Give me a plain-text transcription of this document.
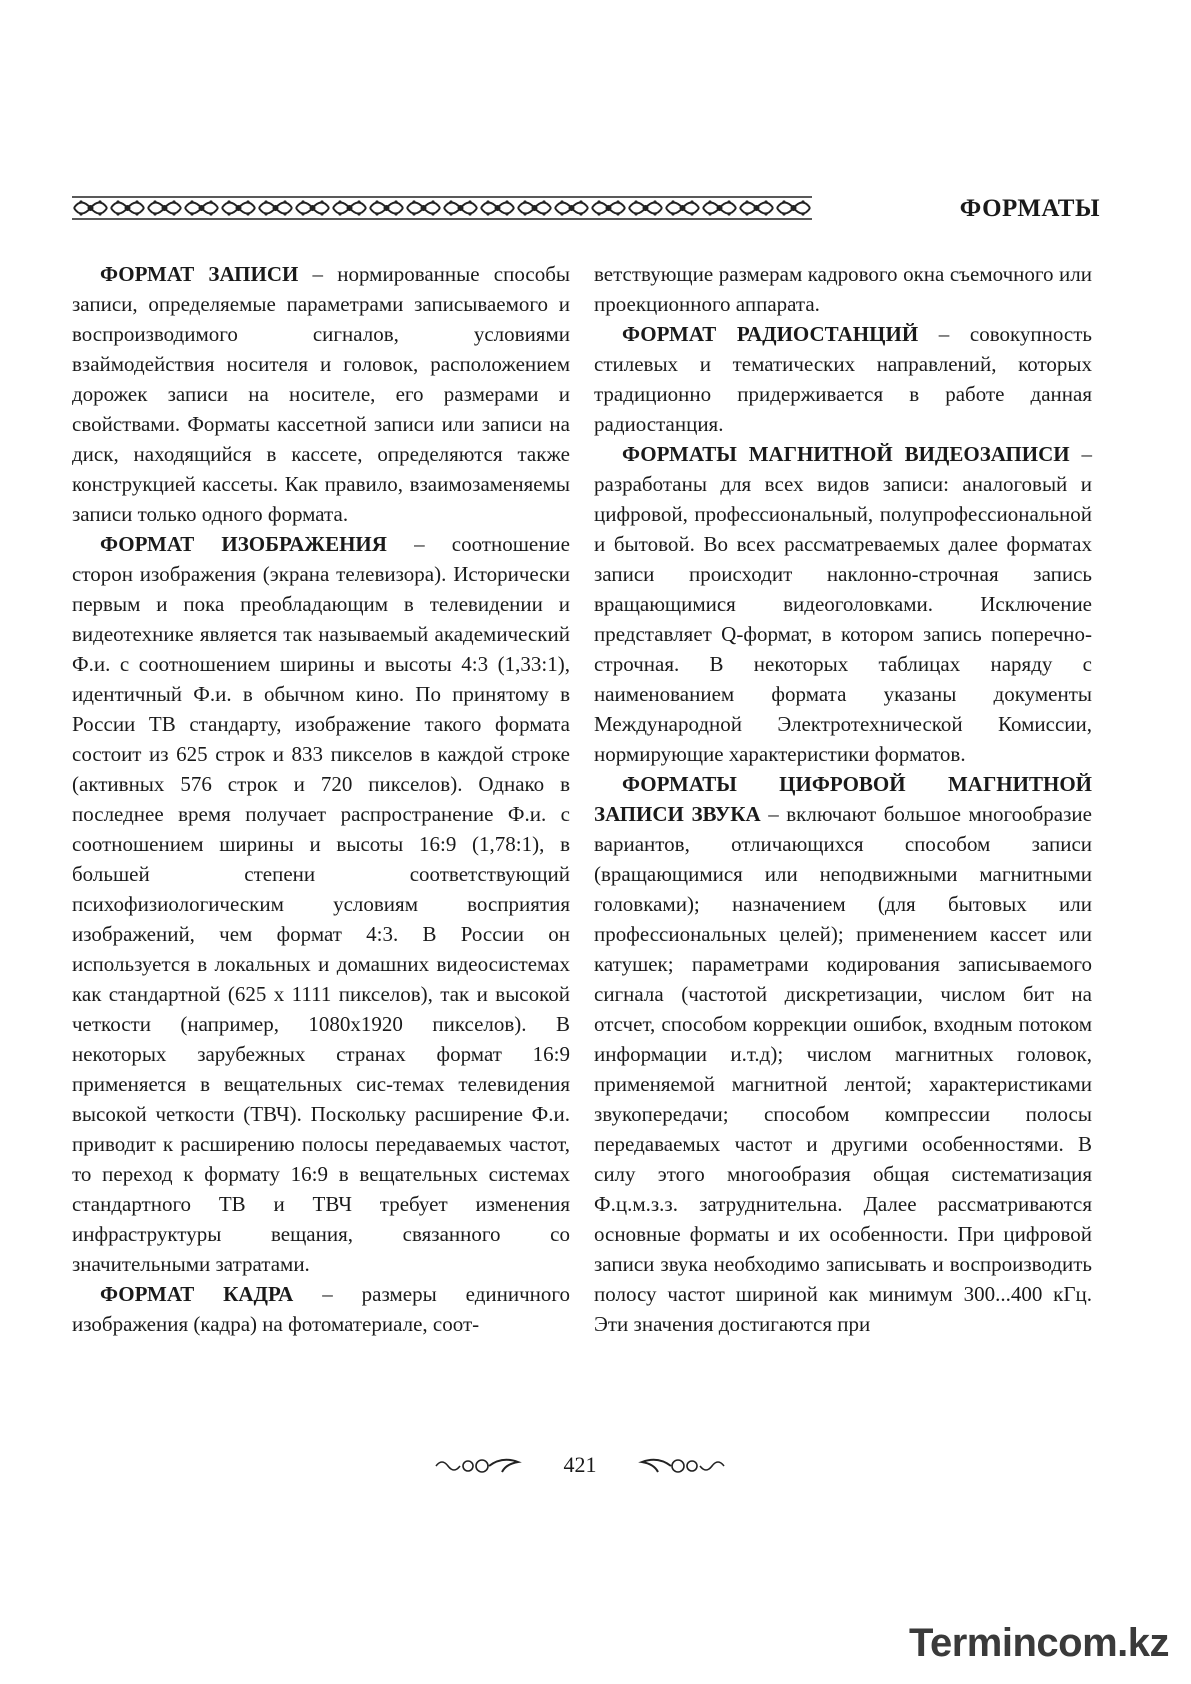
ФОРМАТЫ

ФОРМАТ ЗАПИСИ – нормированные способы записи, определяемые параметрами записываемого и воспроизводимого сигналов, условиями взаймодействия носителя и головок, расположением дорожек записи на носителе, его размерами и свойствами. Форматы кассетной записи или записи на диск, находящийся в кассете, определяются также конструкцией кассеты. Как правило, взаимозаменяемы записи только одного формата.

ФОРМАТ ИЗОБРАЖЕНИЯ – соотношение сторон изображения (экрана телевизора). Исторически первым и пока преобладающим в телевидении и видеотехнике является так называемый академический Ф.и. с соотношением ширины и высоты 4:3 (1,33:1), идентичный Ф.и. в обычном кино. По принятому в России ТВ стандарту, изображение такого формата состоит из 625 строк и 833 пикселов в каждой строке (активных 576 строк и 720 пикселов). Однако в последнее время получает распространение Ф.и. с соотношением ширины и высоты 16:9 (1,78:1), в большей степени соответствующий психофизиологическим условиям восприятия изображений, чем формат 4:3. В России он используется в локальных и домашних видеосистемах как стандартной (625 х 1111 пикселов), так и высокой четкости (например, 1080х1920 пикселов). В некоторых зарубежных странах формат 16:9 применяется в вещательных сис-темах телевидения высокой четкости (ТВЧ). Поскольку расширение Ф.и. приводит к расширению полосы передаваемых частот, то переход к формату 16:9 в вещательных системах стандартного ТВ и ТВЧ требует изменения инфраструктуры вещания, связанного со значительными затратами.

ФОРМАТ КАДРА – размеры единичного изображения (кадра) на фотоматериале, соот-

ветствующие размерам кадрового окна съемочного или проекционного аппарата.

ФОРМАТ РАДИОСТАНЦИЙ – совокупность стилевых и тематических направлений, которых традиционно придерживается в работе данная радиостанция.

ФОРМАТЫ МАГНИТНОЙ ВИДЕОЗАПИСИ – разработаны для всех видов записи: аналоговый и цифровой, профессиональный, полупрофессиональной и бытовой. Во всех рассматреваемых далее форматах записи происходит наклонно-строчная запись вращающимися видеоголовками. Исключение представляет Q-формат, в котором запись поперечно-строчная. В некоторых таблицах наряду с наименованием формата указаны документы Международной Электротехнической Комиссии, нормирующие характеристики форматов.

ФОРМАТЫ ЦИФРОВОЙ МАГНИТНОЙ ЗАПИСИ ЗВУКА – включают большое многообразие вариантов, отличающихся способом записи (вращающимися или неподвижными магнитными головками); назначением (для бытовых или профессиональных целей); применением кассет или катушек; параметрами кодирования записываемого сигнала (частотой дискретизации, числом бит на отсчет, способом коррекции ошибок, входным потоком информации и.т.д); числом магнитных головок, применяемой магнитной лентой; характеристиками звукопередачи; способом компрессии полосы передаваемых частот и другими особенностями. В силу этого многообразия общая систематизация Ф.ц.м.з.з. затруднительна. Далее рассматриваются основные форматы и их особенности. При цифровой записи звука необходимо записывать и воспроизводить полосу частот шириной как минимум 300...400 кГц. Эти значения достигаются при

421
Termincom.kz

→ Stated exercise: All of the entries need to be transcribed word for word; pictures are left out.

→ Problem solution:
Give me a plain-text transcription of this document.
ФОРМАТЫ

ФОРМАТ ЗАПИСИ – нормированные способы записи, определяемые параметрами записываемого и воспроизводимого сигналов, условиями взаймодействия носителя и головок, расположением дорожек записи на носителе, его размерами и свойствами. Форматы кассетной записи или записи на диск, находящийся в кассете, определяются также конструкцией кассеты. Как правило, взаимозаменяемы записи только одного формата.

ФОРМАТ ИЗОБРАЖЕНИЯ – соотношение сторон изображения (экрана телевизора). Исторически первым и пока преобладающим в телевидении и видеотехнике является так называемый академический Ф.и. с соотношением ширины и высоты 4:3 (1,33:1), идентичный Ф.и. в обычном кино. По принятому в России ТВ стандарту, изображение такого формата состоит из 625 строк и 833 пикселов в каждой строке (активных 576 строк и 720 пикселов). Однако в последнее время получает распространение Ф.и. с соотношением ширины и высоты 16:9 (1,78:1), в большей степени соответствующий психофизиологическим условиям восприятия изображений, чем формат 4:3. В России он используется в локальных и домашних видеосистемах как стандартной (625 х 1111 пикселов), так и высокой четкости (например, 1080х1920 пикселов). В некоторых зарубежных странах формат 16:9 применяется в вещательных сис-темах телевидения высокой четкости (ТВЧ). Поскольку расширение Ф.и. приводит к расширению полосы передаваемых частот, то переход к формату 16:9 в вещательных системах стандартного ТВ и ТВЧ требует изменения инфраструктуры вещания, связанного со значительными затратами.

ФОРМАТ КАДРА – размеры единичного изображения (кадра) на фотоматериале, соот-

ветствующие размерам кадрового окна съемочного или проекционного аппарата.

ФОРМАТ РАДИОСТАНЦИЙ – совокупность стилевых и тематических направлений, которых традиционно придерживается в работе данная радиостанция.

ФОРМАТЫ МАГНИТНОЙ ВИДЕОЗАПИСИ – разработаны для всех видов записи: аналоговый и цифровой, профессиональный, полупрофессиональной и бытовой. Во всех рассматреваемых далее форматах записи происходит наклонно-строчная запись вращающимися видеоголовками. Исключение представляет Q-формат, в котором запись поперечно-строчная. В некоторых таблицах наряду с наименованием формата указаны документы Международной Электротехнической Комиссии, нормирующие характеристики форматов.

ФОРМАТЫ ЦИФРОВОЙ МАГНИТНОЙ ЗАПИСИ ЗВУКА – включают большое многообразие вариантов, отличающихся способом записи (вращающимися или неподвижными магнитными головками); назначением (для бытовых или профессиональных целей); применением кассет или катушек; параметрами кодирования записываемого сигнала (частотой дискретизации, числом бит на отсчет, способом коррекции ошибок, входным потоком информации и.т.д); числом магнитных головок, применяемой магнитной лентой; характеристиками звукопередачи; способом компрессии полосы передаваемых частот и другими особенностями. В силу этого многообразия общая систематизация Ф.ц.м.з.з. затруднительна. Далее рассматриваются основные форматы и их особенности. При цифровой записи звука необходимо записывать и воспроизводить полосу частот шириной как минимум 300...400 кГц. Эти значения достигаются при

421
Termincom.kz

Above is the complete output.